A run of records
* * * *

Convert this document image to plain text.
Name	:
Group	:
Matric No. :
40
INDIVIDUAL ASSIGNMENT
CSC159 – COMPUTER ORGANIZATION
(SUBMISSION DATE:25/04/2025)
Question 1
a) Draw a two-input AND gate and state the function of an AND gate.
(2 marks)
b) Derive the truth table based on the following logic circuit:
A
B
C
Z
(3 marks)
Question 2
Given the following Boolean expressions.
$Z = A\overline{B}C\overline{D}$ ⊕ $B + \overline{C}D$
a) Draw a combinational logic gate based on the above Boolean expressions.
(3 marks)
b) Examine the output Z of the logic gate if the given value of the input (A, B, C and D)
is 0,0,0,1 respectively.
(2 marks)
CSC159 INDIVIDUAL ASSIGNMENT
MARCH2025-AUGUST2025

* * * *

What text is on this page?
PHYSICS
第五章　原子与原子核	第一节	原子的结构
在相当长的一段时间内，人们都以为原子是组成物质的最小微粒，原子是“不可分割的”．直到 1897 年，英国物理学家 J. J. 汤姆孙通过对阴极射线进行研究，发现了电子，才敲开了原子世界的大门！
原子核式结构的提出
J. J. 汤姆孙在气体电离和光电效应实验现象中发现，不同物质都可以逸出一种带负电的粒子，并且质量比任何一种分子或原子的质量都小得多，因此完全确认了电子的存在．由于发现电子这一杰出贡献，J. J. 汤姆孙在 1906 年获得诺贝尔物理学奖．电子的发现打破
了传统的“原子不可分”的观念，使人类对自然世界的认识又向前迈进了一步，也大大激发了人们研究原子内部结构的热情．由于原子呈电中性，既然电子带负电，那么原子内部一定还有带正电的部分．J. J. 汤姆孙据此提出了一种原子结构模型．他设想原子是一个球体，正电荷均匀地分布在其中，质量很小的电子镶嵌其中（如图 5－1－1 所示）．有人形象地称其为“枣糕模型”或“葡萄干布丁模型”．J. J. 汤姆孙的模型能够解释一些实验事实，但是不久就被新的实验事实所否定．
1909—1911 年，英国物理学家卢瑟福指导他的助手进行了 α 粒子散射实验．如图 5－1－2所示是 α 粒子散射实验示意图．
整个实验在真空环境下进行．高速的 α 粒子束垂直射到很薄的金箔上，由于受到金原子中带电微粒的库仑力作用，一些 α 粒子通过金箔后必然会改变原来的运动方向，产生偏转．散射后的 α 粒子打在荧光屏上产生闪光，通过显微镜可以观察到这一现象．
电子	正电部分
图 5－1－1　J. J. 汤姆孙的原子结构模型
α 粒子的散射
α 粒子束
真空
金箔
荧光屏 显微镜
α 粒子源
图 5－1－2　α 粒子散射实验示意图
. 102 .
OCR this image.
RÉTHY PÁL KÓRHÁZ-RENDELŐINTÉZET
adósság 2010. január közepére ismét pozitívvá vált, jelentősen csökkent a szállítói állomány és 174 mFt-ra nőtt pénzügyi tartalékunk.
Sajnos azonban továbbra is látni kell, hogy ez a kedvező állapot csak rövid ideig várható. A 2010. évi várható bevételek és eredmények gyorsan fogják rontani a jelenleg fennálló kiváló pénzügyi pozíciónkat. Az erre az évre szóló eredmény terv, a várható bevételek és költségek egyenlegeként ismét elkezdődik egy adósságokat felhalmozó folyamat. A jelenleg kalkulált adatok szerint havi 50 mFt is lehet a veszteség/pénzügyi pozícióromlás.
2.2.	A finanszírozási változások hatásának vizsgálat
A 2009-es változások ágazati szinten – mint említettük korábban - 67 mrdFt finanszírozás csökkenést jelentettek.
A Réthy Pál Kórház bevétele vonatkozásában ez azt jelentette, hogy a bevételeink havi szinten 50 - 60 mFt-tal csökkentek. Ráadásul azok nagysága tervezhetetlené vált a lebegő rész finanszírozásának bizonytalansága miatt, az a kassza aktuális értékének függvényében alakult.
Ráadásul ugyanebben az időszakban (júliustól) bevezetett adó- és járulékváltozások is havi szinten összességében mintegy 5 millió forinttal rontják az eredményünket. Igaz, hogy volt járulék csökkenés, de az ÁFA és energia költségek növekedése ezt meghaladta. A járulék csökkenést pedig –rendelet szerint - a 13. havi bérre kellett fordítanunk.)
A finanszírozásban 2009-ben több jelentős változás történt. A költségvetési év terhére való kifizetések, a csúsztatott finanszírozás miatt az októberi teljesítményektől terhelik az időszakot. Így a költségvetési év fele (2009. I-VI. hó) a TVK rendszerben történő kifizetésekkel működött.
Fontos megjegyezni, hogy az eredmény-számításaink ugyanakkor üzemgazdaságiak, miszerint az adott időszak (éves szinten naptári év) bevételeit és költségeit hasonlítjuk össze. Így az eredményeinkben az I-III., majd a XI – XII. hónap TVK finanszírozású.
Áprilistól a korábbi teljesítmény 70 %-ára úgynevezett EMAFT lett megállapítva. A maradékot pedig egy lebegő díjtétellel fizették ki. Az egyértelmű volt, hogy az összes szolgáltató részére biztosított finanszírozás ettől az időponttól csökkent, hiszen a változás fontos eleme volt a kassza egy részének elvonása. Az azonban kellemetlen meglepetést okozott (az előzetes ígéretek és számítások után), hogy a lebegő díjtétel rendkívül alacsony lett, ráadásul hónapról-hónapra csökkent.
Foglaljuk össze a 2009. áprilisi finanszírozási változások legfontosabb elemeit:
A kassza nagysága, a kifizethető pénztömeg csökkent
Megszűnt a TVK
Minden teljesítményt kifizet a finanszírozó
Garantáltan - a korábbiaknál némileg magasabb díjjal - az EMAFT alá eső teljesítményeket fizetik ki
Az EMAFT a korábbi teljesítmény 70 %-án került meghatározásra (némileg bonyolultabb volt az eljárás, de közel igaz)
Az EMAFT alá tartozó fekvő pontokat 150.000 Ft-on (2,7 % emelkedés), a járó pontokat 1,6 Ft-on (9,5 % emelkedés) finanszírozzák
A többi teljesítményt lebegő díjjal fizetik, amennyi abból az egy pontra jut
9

* * * *

_Aim of the exercise_
Identify every line where the string "ASSIGNMENT" appears.

_Correct answer_
INDIVIDUAL ASSIGNMENT
CSC159 INDIVIDUAL ASSIGNMENT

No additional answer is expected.